### EXERCISE OBJECTIVE
Go through the listing below and gather every line with the word "Class".

==== SOURCE MATERIAL

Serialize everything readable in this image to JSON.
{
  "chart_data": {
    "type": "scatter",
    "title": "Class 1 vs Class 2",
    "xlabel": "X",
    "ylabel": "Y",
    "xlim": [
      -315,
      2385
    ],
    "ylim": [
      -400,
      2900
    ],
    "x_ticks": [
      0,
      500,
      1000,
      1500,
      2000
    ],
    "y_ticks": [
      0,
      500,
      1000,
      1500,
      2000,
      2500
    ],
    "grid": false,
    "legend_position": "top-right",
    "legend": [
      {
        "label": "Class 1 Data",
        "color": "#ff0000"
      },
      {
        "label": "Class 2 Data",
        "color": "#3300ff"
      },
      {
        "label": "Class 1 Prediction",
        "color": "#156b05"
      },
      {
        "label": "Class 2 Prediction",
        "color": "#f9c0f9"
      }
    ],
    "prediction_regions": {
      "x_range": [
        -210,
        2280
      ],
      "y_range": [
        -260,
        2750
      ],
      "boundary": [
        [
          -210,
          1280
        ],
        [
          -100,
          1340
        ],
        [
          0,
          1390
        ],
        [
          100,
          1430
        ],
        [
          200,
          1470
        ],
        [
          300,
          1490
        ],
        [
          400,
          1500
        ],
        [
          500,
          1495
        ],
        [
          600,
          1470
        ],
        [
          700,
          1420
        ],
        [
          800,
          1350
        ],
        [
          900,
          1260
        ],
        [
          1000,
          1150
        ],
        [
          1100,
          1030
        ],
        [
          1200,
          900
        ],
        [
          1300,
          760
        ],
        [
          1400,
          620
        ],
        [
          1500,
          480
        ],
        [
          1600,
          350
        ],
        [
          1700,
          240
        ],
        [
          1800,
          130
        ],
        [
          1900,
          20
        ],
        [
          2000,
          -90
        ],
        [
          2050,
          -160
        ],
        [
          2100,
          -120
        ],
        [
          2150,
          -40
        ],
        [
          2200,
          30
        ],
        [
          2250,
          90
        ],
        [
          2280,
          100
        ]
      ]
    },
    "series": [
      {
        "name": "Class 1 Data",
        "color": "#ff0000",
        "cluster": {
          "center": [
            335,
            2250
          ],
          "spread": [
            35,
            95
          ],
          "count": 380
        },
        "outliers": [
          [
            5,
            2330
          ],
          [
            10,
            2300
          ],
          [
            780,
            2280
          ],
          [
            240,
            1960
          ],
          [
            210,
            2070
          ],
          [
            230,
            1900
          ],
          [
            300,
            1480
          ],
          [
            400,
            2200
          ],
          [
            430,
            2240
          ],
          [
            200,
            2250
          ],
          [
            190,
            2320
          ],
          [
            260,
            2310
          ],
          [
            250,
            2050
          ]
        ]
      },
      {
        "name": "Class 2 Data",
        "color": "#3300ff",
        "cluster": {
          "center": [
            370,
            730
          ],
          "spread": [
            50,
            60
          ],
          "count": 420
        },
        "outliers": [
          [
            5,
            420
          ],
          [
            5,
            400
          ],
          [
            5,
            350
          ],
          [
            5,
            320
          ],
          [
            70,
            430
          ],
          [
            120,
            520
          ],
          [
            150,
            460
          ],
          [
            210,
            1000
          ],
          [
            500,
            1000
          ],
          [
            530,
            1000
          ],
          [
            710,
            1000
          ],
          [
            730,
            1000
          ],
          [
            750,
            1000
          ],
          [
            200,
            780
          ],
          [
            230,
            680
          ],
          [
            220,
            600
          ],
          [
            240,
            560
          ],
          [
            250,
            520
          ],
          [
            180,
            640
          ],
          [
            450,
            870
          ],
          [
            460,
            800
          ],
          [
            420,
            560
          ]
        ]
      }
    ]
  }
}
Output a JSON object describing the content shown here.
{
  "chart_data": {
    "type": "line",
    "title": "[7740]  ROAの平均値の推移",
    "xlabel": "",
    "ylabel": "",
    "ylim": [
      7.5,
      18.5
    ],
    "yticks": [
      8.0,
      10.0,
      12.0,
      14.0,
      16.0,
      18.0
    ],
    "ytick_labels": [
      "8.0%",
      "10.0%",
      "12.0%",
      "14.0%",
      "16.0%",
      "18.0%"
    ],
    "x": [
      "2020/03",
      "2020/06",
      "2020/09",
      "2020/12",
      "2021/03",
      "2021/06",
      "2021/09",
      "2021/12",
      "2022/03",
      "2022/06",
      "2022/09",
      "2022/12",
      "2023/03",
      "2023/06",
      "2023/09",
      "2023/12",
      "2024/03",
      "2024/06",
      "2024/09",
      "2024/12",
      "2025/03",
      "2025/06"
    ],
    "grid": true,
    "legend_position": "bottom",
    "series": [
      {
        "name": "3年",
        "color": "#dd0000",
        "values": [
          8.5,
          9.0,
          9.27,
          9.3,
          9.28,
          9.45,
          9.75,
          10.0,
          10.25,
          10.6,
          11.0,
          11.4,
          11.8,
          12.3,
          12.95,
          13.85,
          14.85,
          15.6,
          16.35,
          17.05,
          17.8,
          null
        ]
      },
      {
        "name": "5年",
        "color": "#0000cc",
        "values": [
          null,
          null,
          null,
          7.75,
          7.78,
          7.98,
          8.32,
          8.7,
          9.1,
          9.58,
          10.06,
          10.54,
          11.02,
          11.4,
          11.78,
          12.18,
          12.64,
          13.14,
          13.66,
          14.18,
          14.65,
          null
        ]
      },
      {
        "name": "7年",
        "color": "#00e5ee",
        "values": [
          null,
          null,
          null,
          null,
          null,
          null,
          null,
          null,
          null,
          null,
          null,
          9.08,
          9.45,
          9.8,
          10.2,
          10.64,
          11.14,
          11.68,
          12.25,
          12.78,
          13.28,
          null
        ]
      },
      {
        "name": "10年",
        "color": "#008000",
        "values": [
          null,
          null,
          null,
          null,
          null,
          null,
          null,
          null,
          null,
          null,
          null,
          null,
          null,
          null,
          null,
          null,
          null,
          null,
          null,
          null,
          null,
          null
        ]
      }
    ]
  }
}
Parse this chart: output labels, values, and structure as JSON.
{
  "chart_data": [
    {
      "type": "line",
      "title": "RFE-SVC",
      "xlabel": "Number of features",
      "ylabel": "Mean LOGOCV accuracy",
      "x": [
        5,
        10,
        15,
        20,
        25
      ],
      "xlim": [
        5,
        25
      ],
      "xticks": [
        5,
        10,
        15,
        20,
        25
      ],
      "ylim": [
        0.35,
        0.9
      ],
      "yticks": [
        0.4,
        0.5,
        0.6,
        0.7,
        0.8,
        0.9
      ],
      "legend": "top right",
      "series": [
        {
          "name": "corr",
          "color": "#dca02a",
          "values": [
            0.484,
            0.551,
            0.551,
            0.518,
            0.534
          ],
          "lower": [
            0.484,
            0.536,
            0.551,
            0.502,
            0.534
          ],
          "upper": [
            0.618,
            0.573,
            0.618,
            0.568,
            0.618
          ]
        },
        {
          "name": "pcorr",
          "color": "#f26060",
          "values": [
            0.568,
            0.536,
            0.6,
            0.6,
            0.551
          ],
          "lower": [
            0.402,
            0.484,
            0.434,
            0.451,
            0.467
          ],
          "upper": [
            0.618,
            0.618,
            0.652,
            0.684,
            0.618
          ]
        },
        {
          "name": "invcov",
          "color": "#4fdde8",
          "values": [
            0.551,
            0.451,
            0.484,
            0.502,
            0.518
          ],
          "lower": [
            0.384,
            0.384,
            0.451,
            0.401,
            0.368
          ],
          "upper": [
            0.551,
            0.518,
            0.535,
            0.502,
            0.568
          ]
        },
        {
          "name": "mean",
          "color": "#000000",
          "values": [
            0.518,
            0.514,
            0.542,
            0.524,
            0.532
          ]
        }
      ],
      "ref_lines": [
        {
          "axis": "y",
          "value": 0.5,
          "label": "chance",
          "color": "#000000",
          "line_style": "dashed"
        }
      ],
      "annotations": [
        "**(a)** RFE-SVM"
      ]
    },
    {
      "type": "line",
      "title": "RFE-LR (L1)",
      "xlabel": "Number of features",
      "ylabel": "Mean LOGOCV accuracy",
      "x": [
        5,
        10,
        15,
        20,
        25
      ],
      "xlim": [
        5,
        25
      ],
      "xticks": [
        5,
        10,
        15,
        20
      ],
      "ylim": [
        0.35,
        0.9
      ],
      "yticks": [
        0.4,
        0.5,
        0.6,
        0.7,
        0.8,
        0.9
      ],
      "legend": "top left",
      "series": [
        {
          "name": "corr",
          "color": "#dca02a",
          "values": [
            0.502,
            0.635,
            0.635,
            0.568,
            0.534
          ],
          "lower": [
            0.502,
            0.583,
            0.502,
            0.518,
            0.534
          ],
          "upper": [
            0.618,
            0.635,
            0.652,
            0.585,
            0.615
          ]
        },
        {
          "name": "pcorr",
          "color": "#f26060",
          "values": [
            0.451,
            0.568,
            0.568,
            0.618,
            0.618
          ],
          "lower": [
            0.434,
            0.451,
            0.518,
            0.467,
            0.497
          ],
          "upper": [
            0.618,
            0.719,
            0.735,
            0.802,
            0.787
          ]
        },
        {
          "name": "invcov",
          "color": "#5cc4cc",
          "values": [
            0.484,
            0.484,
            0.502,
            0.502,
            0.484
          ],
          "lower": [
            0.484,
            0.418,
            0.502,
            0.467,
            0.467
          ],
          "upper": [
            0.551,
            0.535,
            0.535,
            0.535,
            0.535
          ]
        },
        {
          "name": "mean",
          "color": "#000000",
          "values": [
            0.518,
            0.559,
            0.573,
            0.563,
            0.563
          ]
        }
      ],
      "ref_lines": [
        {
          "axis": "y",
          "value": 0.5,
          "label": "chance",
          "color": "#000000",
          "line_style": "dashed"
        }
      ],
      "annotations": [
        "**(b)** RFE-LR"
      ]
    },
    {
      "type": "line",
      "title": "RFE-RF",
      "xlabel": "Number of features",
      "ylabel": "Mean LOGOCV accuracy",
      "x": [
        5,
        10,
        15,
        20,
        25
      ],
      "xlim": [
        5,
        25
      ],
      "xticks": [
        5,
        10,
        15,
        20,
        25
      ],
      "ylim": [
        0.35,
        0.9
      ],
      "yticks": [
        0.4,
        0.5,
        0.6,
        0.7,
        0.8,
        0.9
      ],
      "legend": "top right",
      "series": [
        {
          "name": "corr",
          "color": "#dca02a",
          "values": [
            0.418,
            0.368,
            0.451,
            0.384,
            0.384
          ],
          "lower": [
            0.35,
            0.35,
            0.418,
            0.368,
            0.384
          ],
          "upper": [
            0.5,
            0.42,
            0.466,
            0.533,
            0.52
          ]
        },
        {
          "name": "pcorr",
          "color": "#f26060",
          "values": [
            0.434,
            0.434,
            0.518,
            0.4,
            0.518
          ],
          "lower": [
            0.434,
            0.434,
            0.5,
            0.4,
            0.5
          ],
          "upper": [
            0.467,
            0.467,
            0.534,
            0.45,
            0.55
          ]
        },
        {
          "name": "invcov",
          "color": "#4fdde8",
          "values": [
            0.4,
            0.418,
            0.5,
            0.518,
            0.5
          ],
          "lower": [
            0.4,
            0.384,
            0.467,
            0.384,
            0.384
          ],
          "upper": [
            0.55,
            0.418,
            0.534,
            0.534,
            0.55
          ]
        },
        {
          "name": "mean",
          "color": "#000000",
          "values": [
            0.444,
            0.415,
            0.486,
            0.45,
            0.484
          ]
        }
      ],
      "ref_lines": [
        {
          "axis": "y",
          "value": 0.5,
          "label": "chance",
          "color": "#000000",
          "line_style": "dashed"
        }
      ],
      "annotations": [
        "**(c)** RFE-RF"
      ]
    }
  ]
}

========

### RIGHT ANSWER
    "title": "Class 1 vs Class 2",
        "label": "Class 1 Data",
        "label": "Class 2 Data",
        "label": "Class 1 Prediction",
        "label": "Class 2 Prediction",
        "name": "Class 1 Data",
        "name": "Class 2 Data",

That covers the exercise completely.